▸ Saved entries:
========

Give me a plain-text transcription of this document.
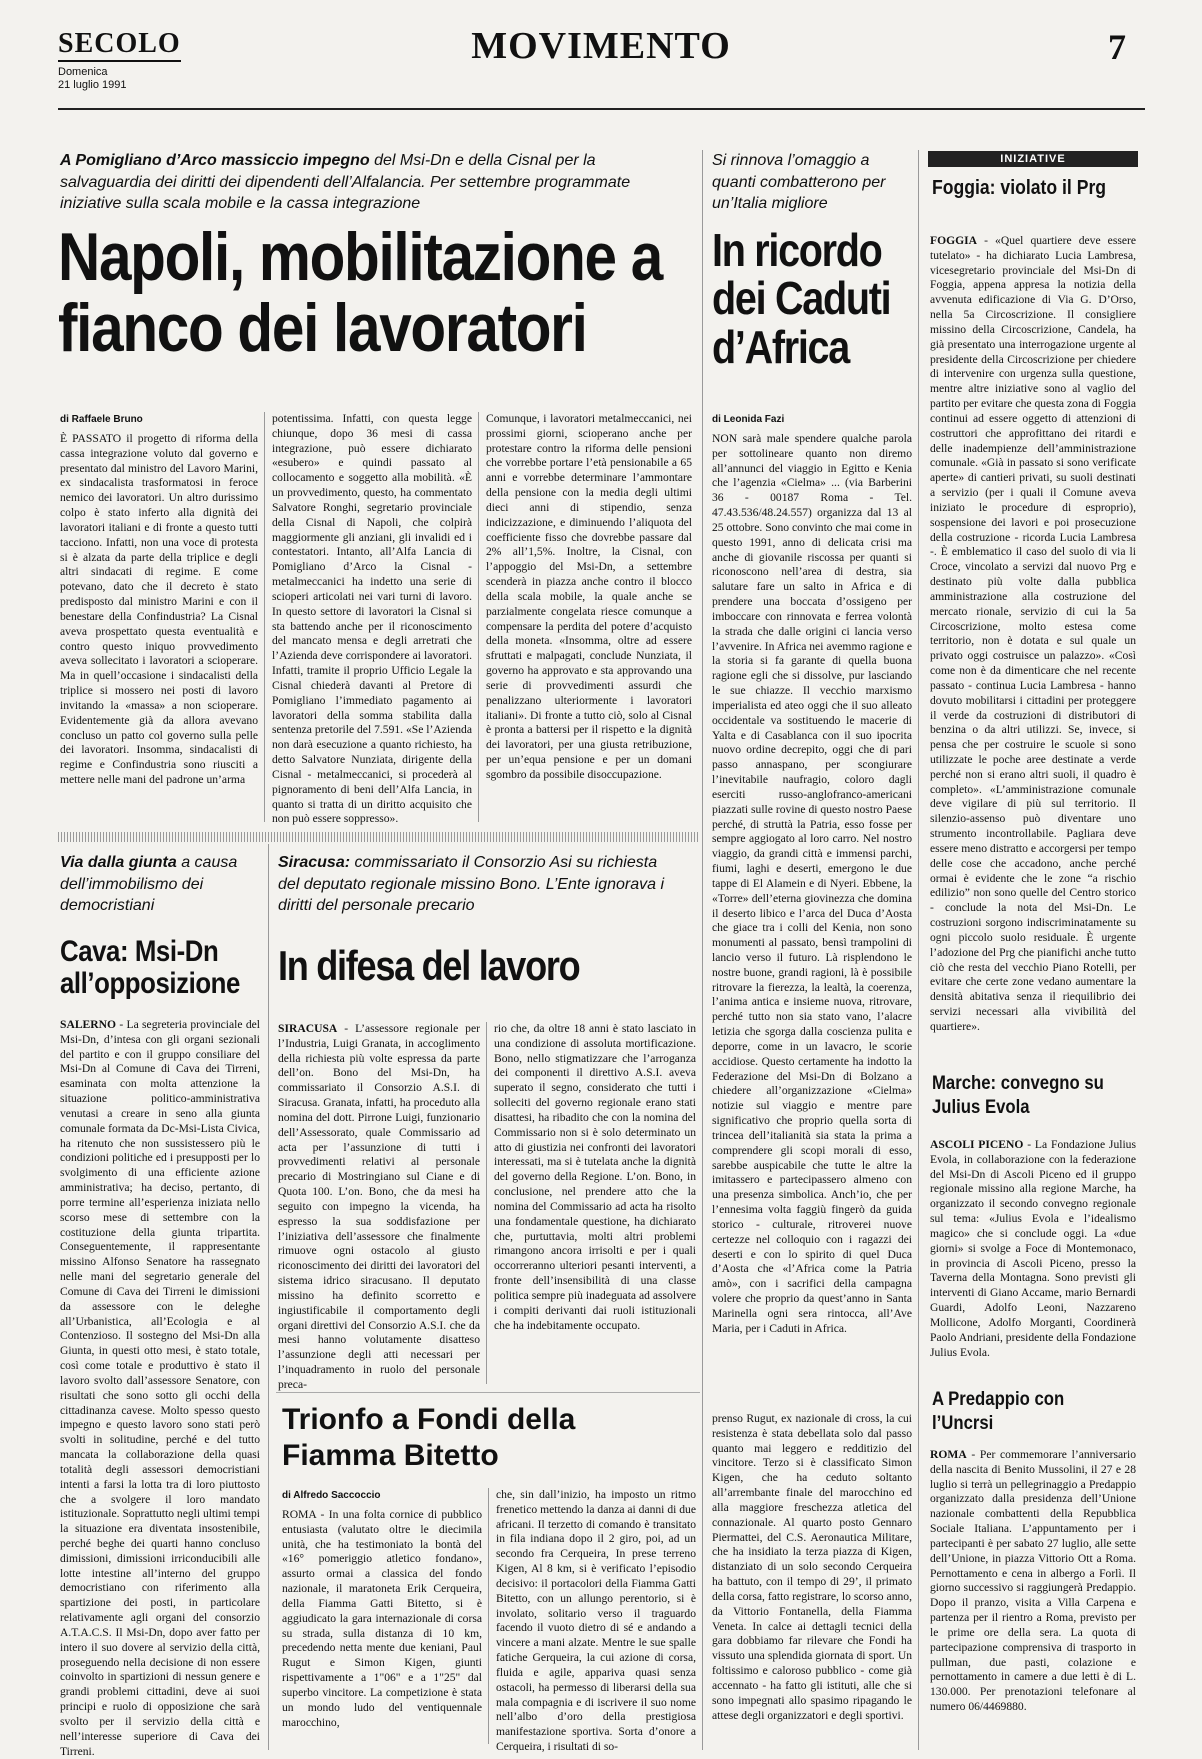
SECOLO
Domenica
21 luglio 1991
MOVIMENTO	7
A Pomigliano d’Arco massiccio impegno del Msi-Dn e della Cisnal per la salvaguardia dei diritti dei dipendenti dell’Alfalancia. Per settembre programmate iniziative sulla scala mobile e la cassa integrazione
Napoli, mobilitazione a fianco dei lavoratori
di Raffaele Bruno

È PASSATO il progetto di riforma della cassa integrazione voluto dal governo e presentato dal ministro del Lavoro Marini, ex sindacalista trasformatosi in feroce nemico dei lavoratori. Un altro durissimo colpo è stato inferto alla dignità dei lavoratori italiani e di fronte a questo tutti tacciono. Infatti, non una voce di protesta si è alzata da parte della triplice e degli altri sindacati di regime. E come potevano, dato che il decreto è stato predisposto dal ministro Marini e con il benestare della Confindustria? La Cisnal aveva prospettato questa eventualità e contro questo iniquo provvedimento aveva sollecitato i lavoratori a scioperare. Ma in quell’occasione i sindacalisti della triplice si mossero nei posti di lavoro invitando la «massa» a non scioperare. Evidentemente già da allora avevano concluso un patto col governo sulla pelle dei lavoratori. Insomma, sindacalisti di regime e Confindustria sono riusciti a mettere nelle mani del padrone un’arma

potentissima. Infatti, con questa legge chiunque, dopo 36 mesi di cassa integrazione, può essere dichiarato «esubero» e quindi passato al collocamento e soggetto alla mobilità. «È un provvedimento, questo, ha commentato Salvatore Ronghi, segretario provinciale della Cisnal di Napoli, che colpirà maggiormente gli anziani, gli invalidi ed i contestatori. Intanto, all’Alfa Lancia di Pomigliano d’Arco la Cisnal - metalmeccanici ha indetto una serie di scioperi articolati nei vari turni di lavoro. In questo settore di lavoratori la Cisnal si sta battendo anche per il riconoscimento del mancato mensa e degli arretrati che l’Azienda deve corrispondere ai lavoratori. Infatti, tramite il proprio Ufficio Legale la Cisnal chiederà davanti al Pretore di Pomigliano l’immediato pagamento ai lavoratori della somma stabilita dalla sentenza pretorile del 7.591. «Se l’Azienda non darà esecuzione a quanto richiesto, ha detto Salvatore Nunziata, dirigente della Cisnal - metalmeccanici, si procederà al pignoramento di beni dell’Alfa Lancia, in quanto si tratta di un diritto acquisito che non può essere soppresso».

Comunque, i lavoratori metalmeccanici, nei prossimi giorni, scioperano anche per protestare contro la riforma delle pensioni che vorrebbe portare l’età pensionabile a 65 anni e vorrebbe determinare l’ammontare della pensione con la media degli ultimi dieci anni di stipendio, senza indicizzazione, e diminuendo l’aliquota del coefficiente fisso che dovrebbe passare dal 2% all’1,5%. Inoltre, la Cisnal, con l’appoggio del Msi-Dn, a settembre scenderà in piazza anche contro il blocco della scala mobile, la quale anche se parzialmente congelata riesce comunque a compensare la perdita del potere d’acquisto della moneta. «Insomma, oltre ad essere sfruttati e malpagati, conclude Nunziata, il governo ha approvato e sta approvando una serie di provvedimenti assurdi che penalizzano ulteriormente i lavoratori italiani». Di fronte a tutto ciò, solo al Cisnal è pronta a battersi per il rispetto e la dignità dei lavoratori, per una giusta retribuzione, per un’equa pensione e per un domani sgombro da possibile disoccupazione.

Si rinnova l’omaggio a quanti combatterono per un’Italia migliore
In ricordo dei Caduti d’Africa
di Leonida Fazi

NON sarà male spendere qualche parola per sottolineare quanto non diremo all’annunci del viaggio in Egitto e Kenia che l’agenzia «Cielma» ... (via Barberini 36 - 00187 Roma - Tel. 47.43.536/48.24.557) organizza dal 13 al 25 ottobre. Sono convinto che mai come in questo 1991, anno di delicata crisi ma anche di giovanile riscossa per quanti si riconoscono nell’area di destra, sia salutare fare un salto in Africa e di prendere una boccata d’ossigeno per imboccare con rinnovata e ferrea volontà la strada che dalle origini ci lancia verso l’avvenire. In Africa nei avemmo ragione e la storia si fa garante di quella buona ragione egli che si dissolve, pur lasciando le sue chiazze. Il vecchio marxismo imperialista ed ateo oggi che il suo alleato occidentale va sostituendo le macerie di Yalta e di Casablanca con il suo ipocrita nuovo ordine decrepito, oggi che di pari passo annaspano, per scongiurare l’inevitabile naufragio, coloro dagli eserciti russo-anglofranco-americani piazzati sulle rovine di questo nostro Paese perché, di struttà la Patria, esso fosse per sempre aggiogato al loro carro. Nel nostro viaggio, da grandi città e immensi parchi, fiumi, laghi e deserti, emergono le due tappe di El Alamein e di Nyeri. Ebbene, la «Torre» dell’eterna giovinezza che domina il deserto libico e l’arca del Duca d’Aosta che giace tra i colli del Kenia, non sono monumenti al passato, bensì trampolini di lancio verso il futuro. Là risplendono le nostre buone, grandi ragioni, là è possibile ritrovare la fierezza, la lealtà, la coerenza, l’anima antica e insieme nuova, ritrovare, perché tutto non sia stato vano, l’alacre letizia che sgorga dalla coscienza pulita e deporre, come in un lavacro, le scorie accidiose. Questo certamente ha indotto la Federazione del Msi-Dn di Bolzano a chiedere all’organizzazione «Cielma» notizie sul viaggio e mentre pare significativo che proprio quella sorta di trincea dell’italianità sia stata la prima a comprendere gli scopi morali di esso, sarebbe auspicabile che tutte le altre la imitassero e partecipassero almeno con una presenza simbolica. Anch’io, che per l’ennesima volta faggiù fingerò da guida storico - culturale, ritroverei nuove certezze nel colloquio con i ragazzi dei deserti e con lo spirito di quel Duca d’Aosta che «l’Africa come la Patria amò», con i sacrifici della campagna volere che proprio da quest’anno in Santa Marinella ogni sera rintocca, all’Ave Maria, per i Caduti in Africa.

INIZIATIVE
Foggia: violato il Prg

FOGGIA - «Quel quartiere deve essere tutelato» - ha dichiarato Lucia Lambresa, vicesegretario provinciale del Msi-Dn di Foggia, appena appresa la notizia della avvenuta edificazione di Via G. D’Orso, nella 5a Circoscrizione. Il consigliere missino della Circoscrizione, Candela, ha già presentato una interrogazione urgente al presidente della Circoscrizione per chiedere di intervenire con urgenza sulla questione, mentre altre iniziative sono al vaglio del partito per evitare che questa zona di Foggia continui ad essere oggetto di attenzioni di costruttori che approfittano dei ritardi e delle inadempienze dell’amministrazione comunale. «Già in passato si sono verificate aperte» di cantieri privati, su suoli destinati a servizio (per i quali il Comune aveva iniziato le procedure di esproprio), sospensione dei lavori e poi prosecuzione della costruzione - ricorda Lucia Lambresa -. È emblematico il caso del suolo di via li Croce, vincolato a servizi dal nuovo Prg e destinato più volte dalla pubblica amministrazione alla costruzione del mercato rionale, servizio di cui la 5a Circoscrizione, molto estesa come territorio, non è dotata e sul quale un privato oggi costruisce un palazzo». «Così come non è da dimenticare che nel recente passato - continua Lucia Lambresa - hanno dovuto mobilitarsi i cittadini per proteggere il verde da costruzioni di distributori di benzina o da altri utilizzi. Se, invece, si pensa che per costruire le scuole si sono utilizzate le poche aree destinate a verde perché non si erano altri suoli, il quadro è completo». «L’amministrazione comunale deve vigilare di più sul territorio. Il silenzio-assenso può diventare uno strumento incontrollabile. Pagliara deve essere meno distratto e accorgersi per tempo delle cose che accadono, anche perché ormai è evidente che le zone “a rischio edilizio” non sono quelle del Centro storico - conclude la nota del Msi-Dn. Le costruzioni sorgono indiscriminatamente su ogni piccolo suolo residuale. È urgente l’adozione del Prg che pianifichi anche tutto ciò che resta del vecchio Piano Rotelli, per evitare che certe zone vedano aumentare la densità abitativa senza il riequilibrio dei servizi necessari alla vivibilità del quartiere».

Marche: convegno su Julius Evola

ASCOLI PICENO - La Fondazione Julius Evola, in collaborazione con la federazione del Msi-Dn di Ascoli Piceno ed il gruppo regionale missino alla regione Marche, ha organizzato il secondo convegno regionale sul tema: «Julius Evola e l’idealismo magico» che si conclude oggi. La «due giorni» si svolge a Foce di Montemonaco, in provincia di Ascoli Piceno, presso la Taverna della Montagna. Sono previsti gli interventi di Giano Accame, mario Bernardi Guardi, Adolfo Leoni, Nazzareno Mollicone, Adolfo Morganti, Coordinerà Paolo Andriani, presidente della Fondazione Julius Evola.

A Predappio con l’Uncrsi

ROMA - Per commemorare l’anniversario della nascita di Benito Mussolini, il 27 e 28 luglio si terrà un pellegrinaggio a Predappio organizzato dalla presidenza dell’Unione nazionale combattenti della Repubblica Sociale Italiana. L’appuntamento per i partecipanti è per sabato 27 luglio, alle sette dell’Unione, in piazza Vittorio Ott a Roma. Pernottamento e cena in albergo a Forlì. Il giorno successivo si raggiungerà Predappio. Dopo il pranzo, visita a Villa Carpena e partenza per il rientro a Roma, previsto per le prime ore della sera. La quota di partecipazione comprensiva di trasporto in pullman, due pasti, colazione e pernottamento in camere a due letti è di L. 130.000. Per prenotazioni telefonare al numero 06/4469880.

Via dalla giunta a causa dell’immobilismo dei democristiani
Cava: Msi-Dn all’opposizione

SALERNO - La segreteria provinciale del Msi-Dn, d’intesa con gli organi sezionali del partito e con il gruppo consiliare del Msi-Dn al Comune di Cava dei Tirreni, esaminata con molta attenzione la situazione politico-amministrativa venutasi a creare in seno alla giunta comunale formata da Dc-Msi-Lista Civica, ha ritenuto che non sussistessero più le condizioni politiche ed i presupposti per lo svolgimento di una efficiente azione amministrativa; ha deciso, pertanto, di porre termine all’esperienza iniziata nello scorso mese di settembre con la costituzione della giunta tripartita. Conseguentemente, il rappresentante missino Alfonso Senatore ha rassegnato nelle mani del segretario generale del Comune di Cava dei Tirreni le dimissioni da assessore con le deleghe all’Urbanistica, all’Ecologia e al Contenzioso. Il sostegno del Msi-Dn alla Giunta, in questi otto mesi, è stato totale, così come totale e produttivo è stato il lavoro svolto dall’assessore Senatore, con risultati che sono sotto gli occhi della cittadinanza cavese. Molto spesso questo impegno e questo lavoro sono stati però svolti in solitudine, perché e del tutto mancata la collaborazione della quasi totalità degli assessori democristiani intenti a farsi la lotta tra di loro piuttosto che a svolgere il loro mandato istituzionale. Soprattutto negli ultimi tempi la situazione era diventata insostenibile, perché beghe dei quarti hanno concluso dimissioni, dimissioni irriconducibili alle lotte intestine all’interno del gruppo democristiano con riferimento alla spartizione dei posti, in particolare relativamente agli organi del consorzio A.T.A.C.S. Il Msi-Dn, dopo aver fatto per intero il suo dovere al servizio della città, proseguendo nella decisione di non essere coinvolto in spartizioni di nessun genere e grandi problemi cittadini, deve ai suoi principi e ruolo di opposizione che sarà svolto per il servizio della città e nell’interesse superiore di Cava dei Tirreni.

Siracusa: commissariato il Consorzio Asi su richiesta del deputato regionale missino Bono. L’Ente ignorava i diritti del personale precario
In difesa del lavoro

SIRACUSA - L’assessore regionale per l’Industria, Luigi Granata, in accoglimento della richiesta più volte espressa da parte dell’on. Bono del Msi-Dn, ha commissariato il Consorzio A.S.I. di Siracusa. Granata, infatti, ha proceduto alla nomina del dott. Pirrone Luigi, funzionario dell’Assessorato, quale Commissario ad acta per l’assunzione di tutti i provvedimenti relativi al personale precario di Mostringiano sul Ciane e di Quota 100. L’on. Bono, che da mesi ha seguito con impegno la vicenda, ha espresso la sua soddisfazione per l’iniziativa dell’assessore che finalmente rimuove ogni ostacolo al giusto riconoscimento dei diritti dei lavoratori del sistema idrico siracusano. Il deputato missino ha definito scorretto e ingiustificabile il comportamento degli organi direttivi del Consorzio A.S.I. che da mesi hanno volutamente disatteso l’assunzione degli atti necessari per l’inquadramento in ruolo del personale preca-

rio che, da oltre 18 anni è stato lasciato in una condizione di assoluta mortificazione. Bono, nello stigmatizzare che l’arroganza dei componenti il direttivo A.S.I. aveva superato il segno, considerato che tutti i solleciti del governo regionale erano stati disattesi, ha ribadito che con la nomina del Commissario non si è solo determinato un atto di giustizia nei confronti dei lavoratori interessati, ma si è tutelata anche la dignità del governo della Regione. L’on. Bono, in conclusione, nel prendere atto che la nomina del Commissario ad acta ha risolto una fondamentale questione, ha dichiarato che, purtuttavia, molti altri problemi rimangono ancora irrisolti e per i quali occorreranno ulteriori pesanti interventi, a fronte dell’insensibilità di una classe politica sempre più inadeguata ad assolvere i compiti derivanti dai ruoli istituzionali che ha indebitamente occupato.

Trionfo a Fondi della Fiamma Bitetto
di Alfredo Saccoccio

ROMA - In una folta cornice di pubblico entusiasta (valutato oltre le diecimila unità, che ha testimoniato la bontà del «16° pomeriggio atletico fondano», assurto ormai a classica del fondo nazionale, il maratoneta Erik Cerqueira, della Fiamma Gatti Bitetto, si è aggiudicato la gara internazionale di corsa su strada, sulla distanza di 10 km, precedendo netta mente due keniani, Paul Rugut e Simon Kigen, giunti rispettivamente a 1"06" e a 1"25" dal superbo vincitore. La competizione è stata un mondo ludo del ventiquennale marocchino,

che, sin dall’inizio, ha imposto un ritmo frenetico mettendo la danza ai danni di due africani. Il terzetto di comando è transitato in fila indiana dopo il 2 giro, poi, ad un secondo fra Cerqueira, In prese terreno Kigen, Al 8 km, si è verificato l’episodio decisivo: il portacolori della Fiamma Gatti Bitetto, con un allungo perentorio, si è involato, solitario verso il traguardo facendo il vuoto dietro di sé e andando a vincere a mani alzate. Mentre le sue spalle fatiche Gerqueira, la cui azione di corsa, fluida e agile, appariva quasi senza ostacoli, ha permesso di liberarsi della sua mala compagnia e di iscrivere il suo nome nell’albo d’oro della prestigiosa manifestazione sportiva. Sorta d’onore a Cerqueira, i risultati di so-

prenso Rugut, ex nazionale di cross, la cui resistenza è stata debellata solo dal passo quanto mai leggero e redditizio del vincitore. Terzo si è classificato Simon Kigen, che ha ceduto soltanto all’arrembante finale del marocchino ed alla maggiore freschezza atletica del connazionale. Al quarto posto Gennaro Piermattei, del C.S. Aeronautica Militare, che ha insidiato la terza piazza di Kigen, distanziato di un solo secondo Cerqueira ha battuto, con il tempo di 29’, il primato della corsa, fatto registrare, lo scorso anno, da Vittorio Fontanella, della Fiamma Veneta. In calce ai dettagli tecnici della gara dobbiamo far rilevare che Fondi ha vissuto una splendida giornata di sport. Un foltissimo e caloroso pubblico - come già accennato - ha fatto gli istituti, alle che si sono impegnati allo spasimo ripagando le attese degli organizzatori e degli sportivi.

========

▸ Exercise goal:
Find the word "convegno" in the data and show each line that holds it.

▸ Full response:
Marche: convegno su Julius Evola
ASCOLI PICENO - La Fondazione Julius Evola, in collaborazione con la federazione del Msi-Dn di Ascoli Piceno ed il gruppo regionale missino alla regione Marche, ha organizzato il secondo convegno regionale sul tema: «Julius Evola e l’idealismo magico» che si conclude oggi. La «due giorni» si svolge a Foce di Montemonaco, in provincia di Ascoli Piceno, presso la Taverna della Montagna. Sono previsti gli interventi di Giano Accame, mario Bernardi Guardi, Adolfo Leoni, Nazzareno Mollicone, Adolfo Morganti, Coordinerà Paolo Andriani, presidente della Fondazione Julius Evola.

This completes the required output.